**Aim of the exercise:** Lines that contain the string "title" are to be copied; leave out all others.

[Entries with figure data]
::::::::

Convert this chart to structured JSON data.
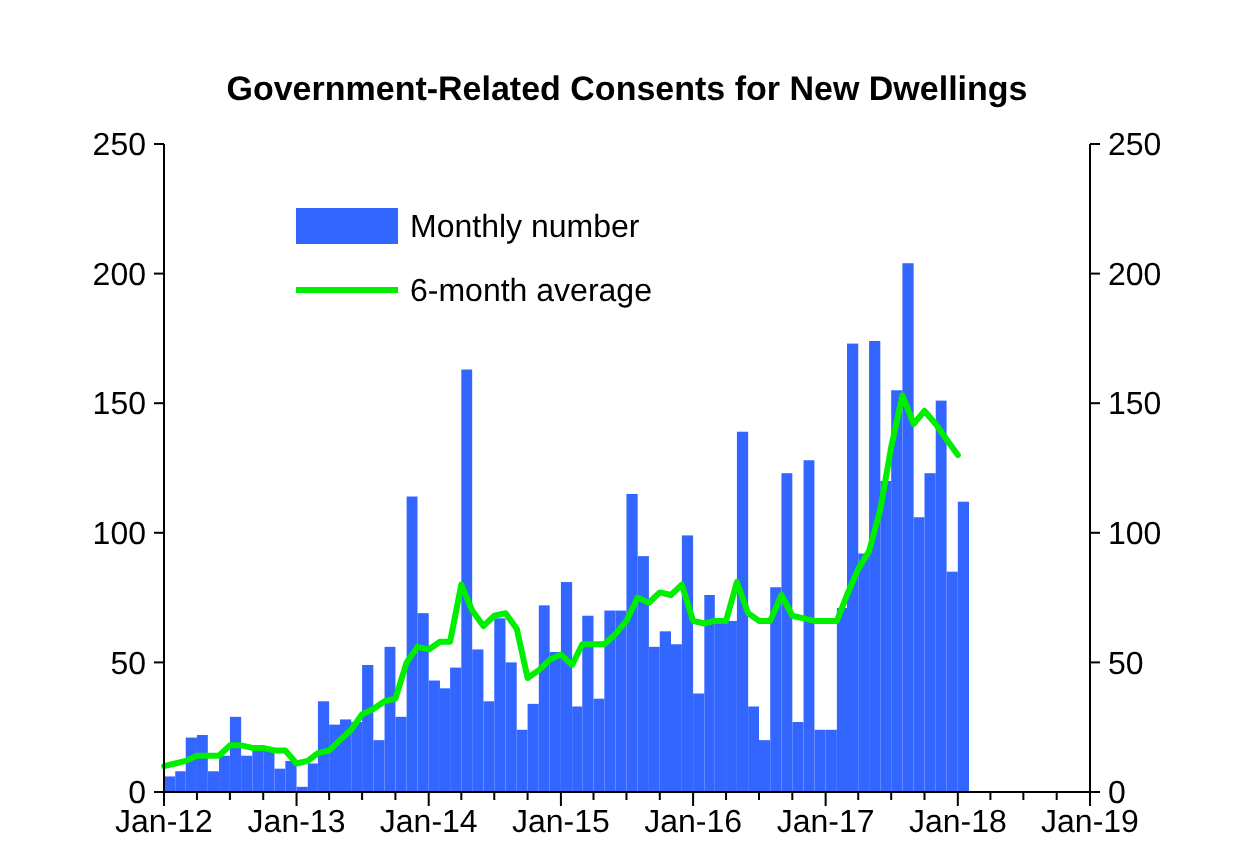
{
  "chart_data": {
    "type": "bar",
    "title": "Government-Related Consents for New Dwellings",
    "x": [
      "2012-01",
      "2012-02",
      "2012-03",
      "2012-04",
      "2012-05",
      "2012-06",
      "2012-07",
      "2012-08",
      "2012-09",
      "2012-10",
      "2012-11",
      "2012-12",
      "2013-01",
      "2013-02",
      "2013-03",
      "2013-04",
      "2013-05",
      "2013-06",
      "2013-07",
      "2013-08",
      "2013-09",
      "2013-10",
      "2013-11",
      "2013-12",
      "2014-01",
      "2014-02",
      "2014-03",
      "2014-04",
      "2014-05",
      "2014-06",
      "2014-07",
      "2014-08",
      "2014-09",
      "2014-10",
      "2014-11",
      "2014-12",
      "2015-01",
      "2015-02",
      "2015-03",
      "2015-04",
      "2015-05",
      "2015-06",
      "2015-07",
      "2015-08",
      "2015-09",
      "2015-10",
      "2015-11",
      "2015-12",
      "2016-01",
      "2016-02",
      "2016-03",
      "2016-04",
      "2016-05",
      "2016-06",
      "2016-07",
      "2016-08",
      "2016-09",
      "2016-10",
      "2016-11",
      "2016-12",
      "2017-01",
      "2017-02",
      "2017-03",
      "2017-04",
      "2017-05",
      "2017-06",
      "2017-07",
      "2017-08",
      "2017-09",
      "2017-10",
      "2017-11",
      "2017-12",
      "2018-01"
    ],
    "series": [
      {
        "name": "Monthly number",
        "color": "#3366ff",
        "values": [
          6,
          8,
          21,
          22,
          8,
          14,
          29,
          14,
          16,
          17,
          9,
          12,
          2,
          11,
          35,
          26,
          28,
          27,
          49,
          20,
          56,
          29,
          114,
          69,
          43,
          40,
          48,
          163,
          55,
          35,
          67,
          50,
          24,
          34,
          72,
          54,
          81,
          33,
          68,
          36,
          70,
          70,
          115,
          91,
          56,
          62,
          57,
          99,
          38,
          76,
          65,
          66,
          139,
          33,
          20,
          79,
          123,
          27,
          128,
          24,
          24,
          71,
          173,
          92,
          174,
          120,
          155,
          204,
          106,
          123,
          151,
          85,
          112
        ]
      },
      {
        "name": "6-month average",
        "type": "line",
        "color": "#00ee00",
        "values": [
          10,
          11,
          12,
          14,
          14,
          14,
          18,
          18,
          17,
          17,
          16,
          16,
          11,
          12,
          15,
          16,
          20,
          24,
          30,
          32,
          35,
          36,
          50,
          56,
          55,
          58,
          58,
          80,
          70,
          64,
          68,
          69,
          63,
          44,
          47,
          51,
          53,
          49,
          57,
          57,
          57,
          61,
          66,
          75,
          73,
          77,
          76,
          80,
          66,
          65,
          66,
          66,
          81,
          69,
          66,
          66,
          76,
          68,
          67,
          66,
          66,
          66,
          76,
          86,
          93,
          109,
          133,
          153,
          142,
          147,
          142,
          136,
          130
        ]
      }
    ],
    "xlim": [
      "2012-01",
      "2019-01"
    ],
    "xticks": [
      {
        "value": "2012-01",
        "label": "Jan-12"
      },
      {
        "value": "2012-04",
        "label": null
      },
      {
        "value": "2012-07",
        "label": null
      },
      {
        "value": "2012-10",
        "label": null
      },
      {
        "value": "2013-01",
        "label": "Jan-13"
      },
      {
        "value": "2013-04",
        "label": null
      },
      {
        "value": "2013-07",
        "label": null
      },
      {
        "value": "2013-10",
        "label": null
      },
      {
        "value": "2014-01",
        "label": "Jan-14"
      },
      {
        "value": "2014-04",
        "label": null
      },
      {
        "value": "2014-07",
        "label": null
      },
      {
        "value": "2014-10",
        "label": null
      },
      {
        "value": "2015-01",
        "label": "Jan-15"
      },
      {
        "value": "2015-04",
        "label": null
      },
      {
        "value": "2015-07",
        "label": null
      },
      {
        "value": "2015-10",
        "label": null
      },
      {
        "value": "2016-01",
        "label": "Jan-16"
      },
      {
        "value": "2016-04",
        "label": null
      },
      {
        "value": "2016-07",
        "label": null
      },
      {
        "value": "2016-10",
        "label": null
      },
      {
        "value": "2017-01",
        "label": "Jan-17"
      },
      {
        "value": "2017-04",
        "label": null
      },
      {
        "value": "2017-07",
        "label": null
      },
      {
        "value": "2017-10",
        "label": null
      },
      {
        "value": "2018-01",
        "label": "Jan-18"
      },
      {
        "value": "2018-04",
        "label": null
      },
      {
        "value": "2018-07",
        "label": null
      },
      {
        "value": "2018-10",
        "label": null
      },
      {
        "value": "2019-01",
        "label": "Jan-19"
      }
    ],
    "ylim": [
      0,
      250
    ],
    "yticks": [
      0,
      50,
      100,
      150,
      200,
      250
    ],
    "y2lim": [
      0,
      250
    ],
    "y2ticks": [
      0,
      50,
      100,
      150,
      200,
      250
    ],
    "legend": "top left",
    "grid": false
  }
}
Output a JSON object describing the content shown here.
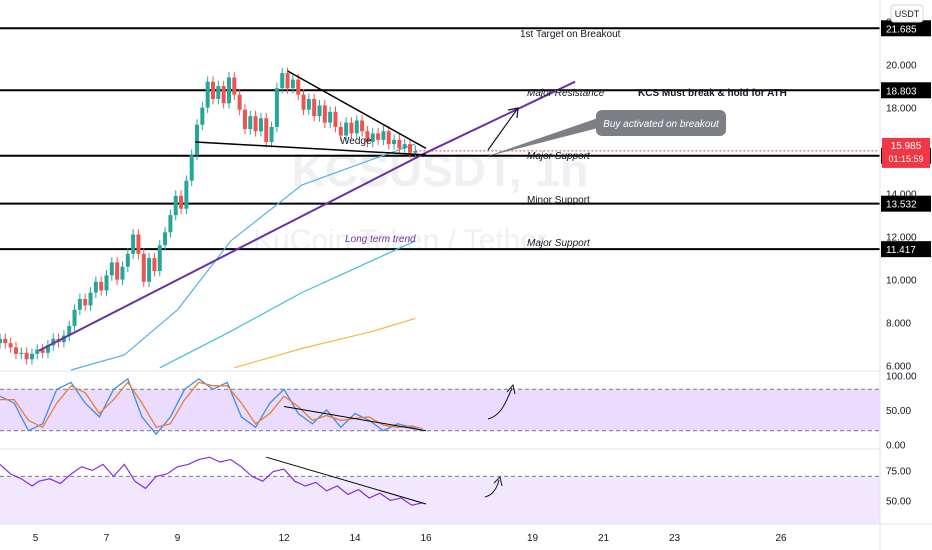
{
  "currency_badge": "USDT",
  "watermark": {
    "line1": "KCSUSDT, 1h",
    "line2": "KuCoin Token / Tether"
  },
  "price_badge": {
    "price": "15.985",
    "countdown": "01:15:59",
    "color": "#f23645"
  },
  "colors": {
    "up": "#26a69a",
    "down": "#ef5350",
    "trend": "#6b2fa8",
    "ma_fast": "#4fb3e8",
    "ma_mid": "#3fbfd8",
    "ma_slow": "#f5b942",
    "stoch_k": "#3d8fe0",
    "stoch_d": "#f07a32",
    "rsi": "#8a2be2",
    "band_fill": "#e3ccff",
    "band_fill2": "#f0e6ff"
  },
  "annotations": {
    "target": "1st Target on Breakout",
    "resistance": "Major Resistance",
    "must_break": "KCS Must break & hold for ATH",
    "buy_callout": "Buy activated on breakout",
    "major_support_1": "Major Support",
    "minor_support": "Minor Support",
    "major_support_2": "Major Support",
    "wedge": "Wedge",
    "long_term_trend": "Long term trend"
  },
  "chart_data": [
    {
      "type": "candlestick",
      "title": "KCSUSDT, 1h",
      "y_axis": {
        "ticks": [
          6,
          8,
          10,
          12,
          14,
          16,
          18,
          20,
          22
        ],
        "tick_labels": [
          "6.000",
          "8.000",
          "10.000",
          "12.000",
          "14.000",
          "16.000",
          "18.000",
          "20.000",
          "22.000"
        ],
        "range": [
          5.8,
          23.0
        ]
      },
      "x_axis": {
        "days": [
          4,
          26
        ],
        "tick_labels": [
          {
            "day": 5,
            "label": "5"
          },
          {
            "day": 7,
            "label": "7"
          },
          {
            "day": 9,
            "label": "9"
          },
          {
            "day": 12,
            "label": "12"
          },
          {
            "day": 14,
            "label": "14"
          },
          {
            "day": 16,
            "label": "16"
          },
          {
            "day": 19,
            "label": "19"
          },
          {
            "day": 21,
            "label": "21"
          },
          {
            "day": 23,
            "label": "23"
          },
          {
            "day": 26,
            "label": "26"
          }
        ]
      },
      "levels": [
        {
          "price": 21.685,
          "label": "21.685"
        },
        {
          "price": 18.803,
          "label": "18.803"
        },
        {
          "price": 15.757,
          "label": "15.757"
        },
        {
          "price": 13.532,
          "label": "13.532"
        },
        {
          "price": 11.417,
          "label": "11.417"
        }
      ],
      "candles": [
        [
          4.0,
          7.05,
          7.25
        ],
        [
          4.15,
          7.25,
          7.05
        ],
        [
          4.3,
          7.05,
          6.85
        ],
        [
          4.45,
          6.85,
          6.55
        ],
        [
          4.6,
          6.55,
          6.6
        ],
        [
          4.75,
          6.6,
          6.3
        ],
        [
          4.9,
          6.3,
          6.55
        ],
        [
          5.05,
          6.55,
          6.75
        ],
        [
          5.2,
          6.75,
          6.6
        ],
        [
          5.35,
          6.6,
          6.95
        ],
        [
          5.5,
          6.95,
          7.25
        ],
        [
          5.65,
          7.25,
          7.1
        ],
        [
          5.8,
          7.1,
          7.4
        ],
        [
          5.95,
          7.4,
          7.85
        ],
        [
          6.1,
          7.85,
          8.6
        ],
        [
          6.25,
          8.6,
          9.1
        ],
        [
          6.4,
          9.1,
          8.8
        ],
        [
          6.55,
          8.8,
          9.4
        ],
        [
          6.7,
          9.4,
          9.9
        ],
        [
          6.85,
          9.9,
          9.5
        ],
        [
          7.0,
          9.5,
          10.2
        ],
        [
          7.15,
          10.2,
          10.8
        ],
        [
          7.3,
          10.8,
          10.0
        ],
        [
          7.45,
          10.0,
          10.6
        ],
        [
          7.6,
          10.6,
          11.2
        ],
        [
          7.75,
          11.2,
          12.1
        ],
        [
          7.9,
          12.1,
          11.2
        ],
        [
          8.05,
          11.2,
          9.9
        ],
        [
          8.2,
          9.9,
          11.0
        ],
        [
          8.35,
          11.0,
          10.4
        ],
        [
          8.5,
          10.4,
          11.6
        ],
        [
          8.65,
          11.6,
          12.2
        ],
        [
          8.8,
          12.2,
          13.0
        ],
        [
          8.95,
          13.0,
          13.9
        ],
        [
          9.1,
          13.9,
          13.3
        ],
        [
          9.25,
          13.3,
          14.6
        ],
        [
          9.4,
          14.6,
          15.8
        ],
        [
          9.55,
          15.8,
          17.2
        ],
        [
          9.7,
          17.2,
          18.0
        ],
        [
          9.85,
          18.0,
          19.2
        ],
        [
          10.0,
          19.2,
          18.4
        ],
        [
          10.15,
          18.4,
          19.0
        ],
        [
          10.3,
          19.0,
          18.2
        ],
        [
          10.45,
          18.2,
          19.4
        ],
        [
          10.6,
          19.4,
          18.6
        ],
        [
          10.75,
          18.6,
          17.9
        ],
        [
          10.9,
          17.9,
          17.0
        ],
        [
          11.05,
          17.0,
          17.6
        ],
        [
          11.2,
          17.6,
          16.9
        ],
        [
          11.35,
          16.9,
          17.5
        ],
        [
          11.5,
          17.5,
          16.4
        ],
        [
          11.65,
          16.4,
          17.1
        ],
        [
          11.8,
          17.1,
          18.9
        ],
        [
          11.95,
          18.9,
          19.6
        ],
        [
          12.1,
          19.6,
          18.9
        ],
        [
          12.25,
          18.9,
          19.3
        ],
        [
          12.4,
          19.3,
          18.6
        ],
        [
          12.55,
          18.6,
          17.9
        ],
        [
          12.7,
          17.9,
          18.4
        ],
        [
          12.85,
          18.4,
          17.6
        ],
        [
          13.0,
          17.6,
          18.1
        ],
        [
          13.15,
          18.1,
          17.3
        ],
        [
          13.3,
          17.3,
          17.8
        ],
        [
          13.45,
          17.8,
          17.1
        ],
        [
          13.6,
          17.1,
          16.7
        ],
        [
          13.75,
          16.7,
          17.3
        ],
        [
          13.9,
          17.3,
          16.8
        ],
        [
          14.05,
          16.8,
          17.4
        ],
        [
          14.2,
          17.4,
          16.9
        ],
        [
          14.35,
          16.9,
          16.4
        ],
        [
          14.5,
          16.4,
          16.8
        ],
        [
          14.65,
          16.8,
          16.5
        ],
        [
          14.8,
          16.5,
          16.9
        ],
        [
          14.95,
          16.9,
          16.3
        ],
        [
          15.1,
          16.3,
          16.5
        ],
        [
          15.25,
          16.5,
          16.1
        ],
        [
          15.4,
          16.1,
          16.3
        ],
        [
          15.55,
          16.3,
          15.9
        ],
        [
          15.7,
          15.9,
          15.98
        ]
      ],
      "trendlines": [
        {
          "name": "long-term-trend",
          "points": [
            [
              5.1,
              6.7
            ],
            [
              16.0,
              15.9
            ],
            [
              20.2,
              19.2
            ]
          ]
        },
        {
          "name": "wedge-top",
          "points": [
            [
              12.1,
              19.7
            ],
            [
              16.0,
              16.1
            ]
          ]
        },
        {
          "name": "wedge-bottom",
          "points": [
            [
              9.5,
              16.4
            ],
            [
              16.0,
              15.8
            ]
          ]
        }
      ],
      "moving_averages": [
        {
          "key": "ma_fast",
          "points": [
            [
              6.0,
              5.8
            ],
            [
              7.5,
              6.5
            ],
            [
              9.0,
              8.6
            ],
            [
              10.5,
              11.8
            ],
            [
              12.5,
              14.4
            ],
            [
              14.5,
              15.6
            ],
            [
              15.7,
              16.3
            ]
          ]
        },
        {
          "key": "ma_mid",
          "points": [
            [
              8.5,
              5.9
            ],
            [
              10.5,
              7.6
            ],
            [
              12.5,
              9.4
            ],
            [
              14.5,
              10.9
            ],
            [
              15.7,
              11.8
            ]
          ]
        },
        {
          "key": "ma_slow",
          "points": [
            [
              10.6,
              5.9
            ],
            [
              12.5,
              6.8
            ],
            [
              14.5,
              7.6
            ],
            [
              15.7,
              8.2
            ]
          ]
        }
      ]
    },
    {
      "type": "line",
      "title": "Stochastic RSI",
      "y_axis": {
        "ticks": [
          0,
          50,
          100
        ],
        "tick_labels": [
          "0.00",
          "50.00",
          "100.00"
        ],
        "range": [
          -5,
          105
        ]
      },
      "band": [
        20,
        80
      ],
      "series": [
        {
          "key": "stoch_k",
          "points": [
            [
              4.0,
              70
            ],
            [
              4.4,
              60
            ],
            [
              4.8,
              20
            ],
            [
              5.2,
              30
            ],
            [
              5.6,
              80
            ],
            [
              6.0,
              90
            ],
            [
              6.4,
              60
            ],
            [
              6.8,
              40
            ],
            [
              7.2,
              80
            ],
            [
              7.6,
              95
            ],
            [
              8.0,
              40
            ],
            [
              8.4,
              15
            ],
            [
              8.8,
              40
            ],
            [
              9.2,
              80
            ],
            [
              9.6,
              95
            ],
            [
              10.0,
              80
            ],
            [
              10.4,
              90
            ],
            [
              10.8,
              40
            ],
            [
              11.2,
              25
            ],
            [
              11.6,
              60
            ],
            [
              12.0,
              80
            ],
            [
              12.4,
              45
            ],
            [
              12.8,
              30
            ],
            [
              13.2,
              50
            ],
            [
              13.6,
              25
            ],
            [
              14.0,
              45
            ],
            [
              14.4,
              35
            ],
            [
              14.8,
              20
            ],
            [
              15.2,
              30
            ],
            [
              15.6,
              25
            ],
            [
              15.9,
              20
            ]
          ]
        },
        {
          "key": "stoch_d",
          "points": [
            [
              4.0,
              65
            ],
            [
              4.4,
              65
            ],
            [
              4.8,
              35
            ],
            [
              5.2,
              25
            ],
            [
              5.6,
              60
            ],
            [
              6.0,
              85
            ],
            [
              6.4,
              75
            ],
            [
              6.8,
              45
            ],
            [
              7.2,
              65
            ],
            [
              7.6,
              90
            ],
            [
              8.0,
              60
            ],
            [
              8.4,
              25
            ],
            [
              8.8,
              30
            ],
            [
              9.2,
              65
            ],
            [
              9.6,
              90
            ],
            [
              10.0,
              85
            ],
            [
              10.4,
              85
            ],
            [
              10.8,
              60
            ],
            [
              11.2,
              30
            ],
            [
              11.6,
              45
            ],
            [
              12.0,
              70
            ],
            [
              12.4,
              55
            ],
            [
              12.8,
              35
            ],
            [
              13.2,
              42
            ],
            [
              13.6,
              35
            ],
            [
              14.0,
              38
            ],
            [
              14.4,
              40
            ],
            [
              14.8,
              28
            ],
            [
              15.2,
              25
            ],
            [
              15.6,
              27
            ],
            [
              15.9,
              23
            ]
          ]
        }
      ],
      "trendline": [
        [
          12.0,
          55
        ],
        [
          16.0,
          20
        ]
      ]
    },
    {
      "type": "line",
      "title": "RSI",
      "y_axis": {
        "ticks": [
          50,
          75
        ],
        "tick_labels": [
          "50.00",
          "75.00"
        ],
        "range": [
          32,
          92
        ]
      },
      "band": [
        70,
        30
      ],
      "series": [
        {
          "key": "rsi",
          "points": [
            [
              4.0,
              80
            ],
            [
              4.3,
              72
            ],
            [
              4.6,
              68
            ],
            [
              4.9,
              62
            ],
            [
              5.1,
              66
            ],
            [
              5.4,
              68
            ],
            [
              5.7,
              64
            ],
            [
              6.0,
              72
            ],
            [
              6.3,
              78
            ],
            [
              6.6,
              75
            ],
            [
              6.9,
              80
            ],
            [
              7.2,
              70
            ],
            [
              7.5,
              80
            ],
            [
              7.8,
              66
            ],
            [
              8.1,
              60
            ],
            [
              8.4,
              70
            ],
            [
              8.7,
              72
            ],
            [
              9.0,
              78
            ],
            [
              9.3,
              80
            ],
            [
              9.6,
              84
            ],
            [
              9.9,
              86
            ],
            [
              10.2,
              82
            ],
            [
              10.5,
              84
            ],
            [
              10.8,
              78
            ],
            [
              11.1,
              70
            ],
            [
              11.4,
              66
            ],
            [
              11.7,
              74
            ],
            [
              12.0,
              76
            ],
            [
              12.3,
              66
            ],
            [
              12.6,
              62
            ],
            [
              12.9,
              65
            ],
            [
              13.2,
              58
            ],
            [
              13.5,
              62
            ],
            [
              13.8,
              55
            ],
            [
              14.1,
              59
            ],
            [
              14.4,
              52
            ],
            [
              14.7,
              56
            ],
            [
              15.0,
              50
            ],
            [
              15.3,
              52
            ],
            [
              15.6,
              46
            ],
            [
              15.9,
              48
            ]
          ]
        }
      ],
      "trendline": [
        [
          11.5,
          86
        ],
        [
          16.0,
          47
        ]
      ]
    }
  ]
}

::::::::

**Solution to this task:**
    "title": "Government-Related Consents for New Dwellings",
      "title": "KCSUSDT, 1h",
      "title": "Stochastic RSI",
      "title": "RSI",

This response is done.